TASK PROMPT >>
After reading the lines below, count those that contain "Performi" and give the count alone.

Element data from apps and pages
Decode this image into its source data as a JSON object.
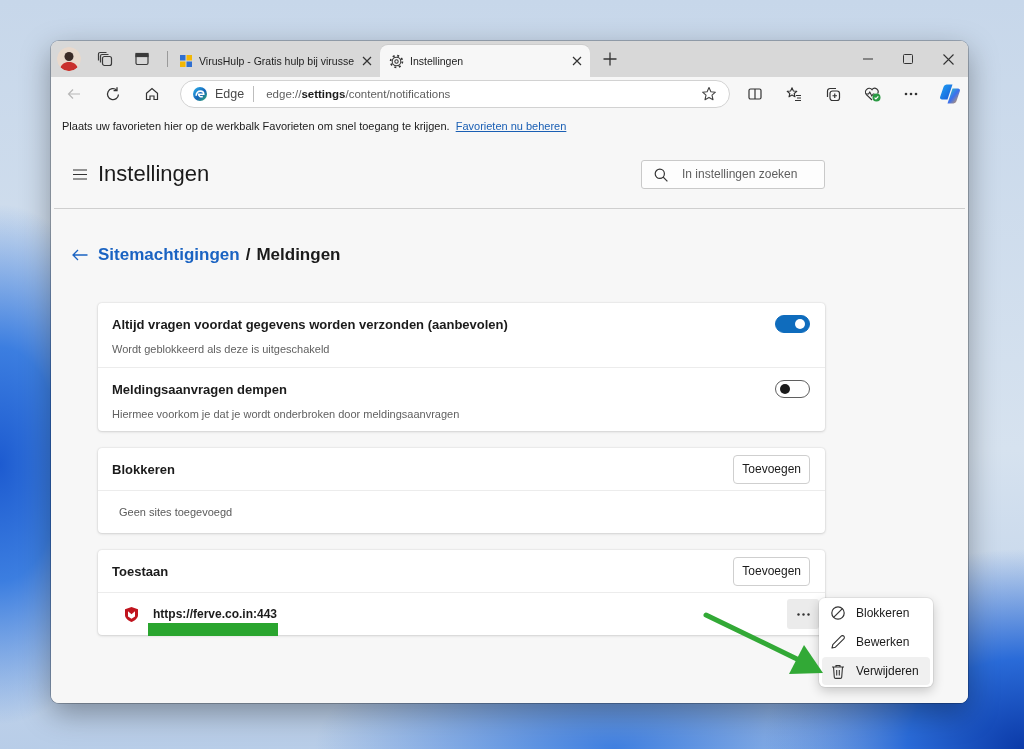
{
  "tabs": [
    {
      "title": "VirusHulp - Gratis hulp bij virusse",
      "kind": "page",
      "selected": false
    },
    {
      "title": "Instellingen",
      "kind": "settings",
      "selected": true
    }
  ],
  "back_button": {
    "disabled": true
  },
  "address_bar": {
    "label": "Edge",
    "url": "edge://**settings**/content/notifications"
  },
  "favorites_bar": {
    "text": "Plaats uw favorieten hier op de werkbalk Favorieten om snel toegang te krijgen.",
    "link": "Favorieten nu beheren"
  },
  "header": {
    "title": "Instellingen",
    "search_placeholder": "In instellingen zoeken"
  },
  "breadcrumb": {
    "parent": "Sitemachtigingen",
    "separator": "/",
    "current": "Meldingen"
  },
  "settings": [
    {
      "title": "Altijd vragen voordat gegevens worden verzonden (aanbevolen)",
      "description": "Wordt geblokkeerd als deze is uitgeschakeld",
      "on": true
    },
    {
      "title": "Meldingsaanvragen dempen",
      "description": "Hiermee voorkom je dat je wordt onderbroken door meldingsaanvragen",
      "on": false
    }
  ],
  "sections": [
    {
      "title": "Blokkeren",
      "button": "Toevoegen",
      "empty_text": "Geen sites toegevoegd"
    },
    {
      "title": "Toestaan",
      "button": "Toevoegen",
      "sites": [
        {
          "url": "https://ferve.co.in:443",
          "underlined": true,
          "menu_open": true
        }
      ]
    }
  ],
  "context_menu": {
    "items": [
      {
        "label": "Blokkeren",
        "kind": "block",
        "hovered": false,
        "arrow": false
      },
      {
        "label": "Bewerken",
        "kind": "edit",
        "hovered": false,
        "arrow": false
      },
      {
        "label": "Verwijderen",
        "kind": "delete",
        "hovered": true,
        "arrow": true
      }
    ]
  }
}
--
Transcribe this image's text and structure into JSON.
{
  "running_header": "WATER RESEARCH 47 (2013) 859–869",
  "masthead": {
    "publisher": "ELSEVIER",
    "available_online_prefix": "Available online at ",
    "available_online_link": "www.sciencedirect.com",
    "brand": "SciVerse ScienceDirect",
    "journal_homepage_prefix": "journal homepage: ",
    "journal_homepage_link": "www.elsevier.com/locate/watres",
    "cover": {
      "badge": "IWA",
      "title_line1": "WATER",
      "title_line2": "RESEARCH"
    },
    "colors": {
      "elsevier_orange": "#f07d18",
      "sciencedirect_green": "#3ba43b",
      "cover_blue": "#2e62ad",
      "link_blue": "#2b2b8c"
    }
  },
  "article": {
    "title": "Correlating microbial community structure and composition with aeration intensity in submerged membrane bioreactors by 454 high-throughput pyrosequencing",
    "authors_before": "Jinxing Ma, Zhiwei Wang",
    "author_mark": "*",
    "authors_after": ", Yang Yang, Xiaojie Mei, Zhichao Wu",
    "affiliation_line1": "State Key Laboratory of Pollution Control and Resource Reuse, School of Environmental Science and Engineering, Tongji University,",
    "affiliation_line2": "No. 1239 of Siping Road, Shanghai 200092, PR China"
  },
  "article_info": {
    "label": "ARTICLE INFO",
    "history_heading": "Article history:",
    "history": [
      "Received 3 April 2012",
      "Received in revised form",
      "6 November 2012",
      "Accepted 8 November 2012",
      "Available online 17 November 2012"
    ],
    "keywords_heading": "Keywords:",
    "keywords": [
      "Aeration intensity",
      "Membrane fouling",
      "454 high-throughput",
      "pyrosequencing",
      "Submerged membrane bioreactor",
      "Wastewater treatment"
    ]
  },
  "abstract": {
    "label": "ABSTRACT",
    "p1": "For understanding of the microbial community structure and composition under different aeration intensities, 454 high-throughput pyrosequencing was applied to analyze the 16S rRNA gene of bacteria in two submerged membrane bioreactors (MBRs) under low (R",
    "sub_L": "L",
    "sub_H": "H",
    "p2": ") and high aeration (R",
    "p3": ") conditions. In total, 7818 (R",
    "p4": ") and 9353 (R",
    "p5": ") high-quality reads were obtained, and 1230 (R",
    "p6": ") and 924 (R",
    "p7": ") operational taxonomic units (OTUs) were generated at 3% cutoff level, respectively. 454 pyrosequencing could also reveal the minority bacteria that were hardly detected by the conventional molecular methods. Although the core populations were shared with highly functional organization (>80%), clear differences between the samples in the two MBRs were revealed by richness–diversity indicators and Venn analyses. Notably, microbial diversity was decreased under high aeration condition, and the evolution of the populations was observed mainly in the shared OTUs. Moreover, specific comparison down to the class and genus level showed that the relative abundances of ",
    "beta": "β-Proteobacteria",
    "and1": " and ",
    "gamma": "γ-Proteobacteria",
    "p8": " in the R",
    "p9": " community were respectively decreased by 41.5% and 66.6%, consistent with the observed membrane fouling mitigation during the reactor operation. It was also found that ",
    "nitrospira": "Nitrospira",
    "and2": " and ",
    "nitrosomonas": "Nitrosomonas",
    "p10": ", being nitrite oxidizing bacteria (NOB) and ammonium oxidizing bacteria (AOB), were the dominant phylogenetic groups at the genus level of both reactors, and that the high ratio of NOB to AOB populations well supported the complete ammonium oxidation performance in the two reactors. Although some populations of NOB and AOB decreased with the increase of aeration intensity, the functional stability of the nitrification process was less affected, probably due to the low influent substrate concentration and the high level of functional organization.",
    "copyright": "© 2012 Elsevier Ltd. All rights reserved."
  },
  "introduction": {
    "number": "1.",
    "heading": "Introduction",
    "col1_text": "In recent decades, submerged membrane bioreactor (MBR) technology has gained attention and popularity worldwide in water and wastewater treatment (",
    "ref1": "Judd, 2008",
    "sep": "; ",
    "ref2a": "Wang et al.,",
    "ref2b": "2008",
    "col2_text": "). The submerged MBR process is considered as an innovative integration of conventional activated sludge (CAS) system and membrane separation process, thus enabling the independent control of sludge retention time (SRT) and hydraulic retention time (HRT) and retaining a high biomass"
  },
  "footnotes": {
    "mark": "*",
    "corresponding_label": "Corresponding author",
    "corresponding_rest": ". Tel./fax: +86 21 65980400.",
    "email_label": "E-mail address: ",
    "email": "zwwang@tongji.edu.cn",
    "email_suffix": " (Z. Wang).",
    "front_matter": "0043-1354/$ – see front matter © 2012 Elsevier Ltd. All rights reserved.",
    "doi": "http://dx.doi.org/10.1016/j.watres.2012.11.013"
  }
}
...
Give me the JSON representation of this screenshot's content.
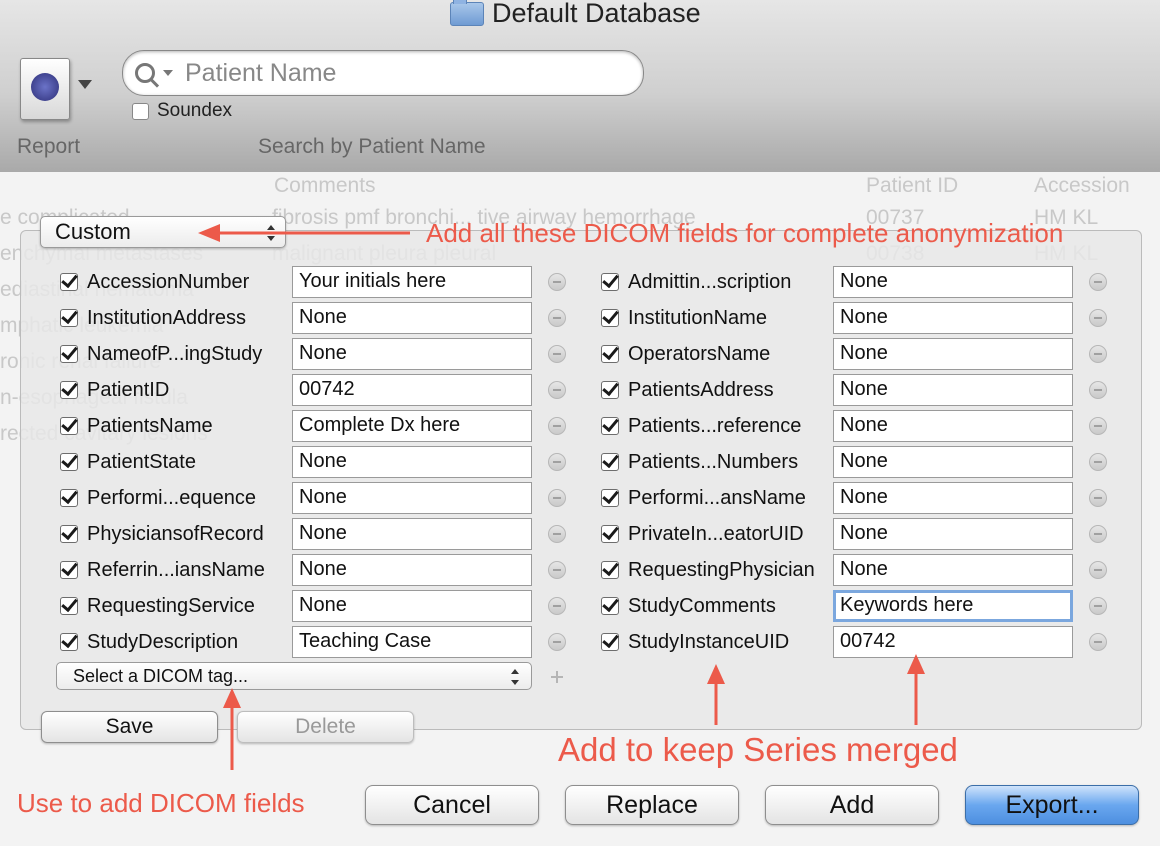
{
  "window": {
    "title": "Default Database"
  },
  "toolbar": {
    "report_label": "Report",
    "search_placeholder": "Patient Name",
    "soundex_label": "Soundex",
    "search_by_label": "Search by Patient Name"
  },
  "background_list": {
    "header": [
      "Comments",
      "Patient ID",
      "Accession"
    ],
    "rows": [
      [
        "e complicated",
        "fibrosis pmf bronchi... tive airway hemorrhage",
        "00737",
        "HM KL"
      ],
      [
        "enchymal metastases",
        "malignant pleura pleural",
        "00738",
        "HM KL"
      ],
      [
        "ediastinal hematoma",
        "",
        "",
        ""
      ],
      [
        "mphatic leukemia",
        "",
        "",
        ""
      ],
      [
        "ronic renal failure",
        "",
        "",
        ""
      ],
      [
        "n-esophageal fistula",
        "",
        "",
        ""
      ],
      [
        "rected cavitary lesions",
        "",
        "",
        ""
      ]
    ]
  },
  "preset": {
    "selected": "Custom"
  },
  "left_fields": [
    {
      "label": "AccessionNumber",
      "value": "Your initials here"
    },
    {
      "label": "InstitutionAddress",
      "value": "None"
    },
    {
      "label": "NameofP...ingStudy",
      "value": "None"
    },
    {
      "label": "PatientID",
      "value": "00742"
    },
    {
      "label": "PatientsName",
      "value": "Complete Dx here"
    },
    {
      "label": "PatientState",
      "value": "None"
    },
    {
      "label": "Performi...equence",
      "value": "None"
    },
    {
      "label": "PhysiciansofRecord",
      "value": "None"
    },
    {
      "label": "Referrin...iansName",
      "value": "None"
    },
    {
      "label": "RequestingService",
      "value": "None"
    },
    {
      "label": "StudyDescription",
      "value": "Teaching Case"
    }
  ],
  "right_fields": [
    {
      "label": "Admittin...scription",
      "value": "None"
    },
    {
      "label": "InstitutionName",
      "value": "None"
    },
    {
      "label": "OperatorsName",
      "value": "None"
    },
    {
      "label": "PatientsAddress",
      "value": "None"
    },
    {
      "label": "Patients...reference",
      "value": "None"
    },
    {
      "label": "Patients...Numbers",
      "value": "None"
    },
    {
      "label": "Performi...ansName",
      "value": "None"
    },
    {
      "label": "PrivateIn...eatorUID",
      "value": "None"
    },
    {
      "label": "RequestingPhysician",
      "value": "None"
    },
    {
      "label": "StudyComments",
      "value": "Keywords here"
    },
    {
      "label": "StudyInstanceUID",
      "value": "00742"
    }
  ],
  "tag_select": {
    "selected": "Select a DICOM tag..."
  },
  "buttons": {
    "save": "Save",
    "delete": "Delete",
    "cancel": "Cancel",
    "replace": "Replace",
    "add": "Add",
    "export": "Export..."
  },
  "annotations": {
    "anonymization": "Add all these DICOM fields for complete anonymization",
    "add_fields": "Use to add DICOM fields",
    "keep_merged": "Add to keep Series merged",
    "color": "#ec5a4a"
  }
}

WRITTEN RESPONSE >>
2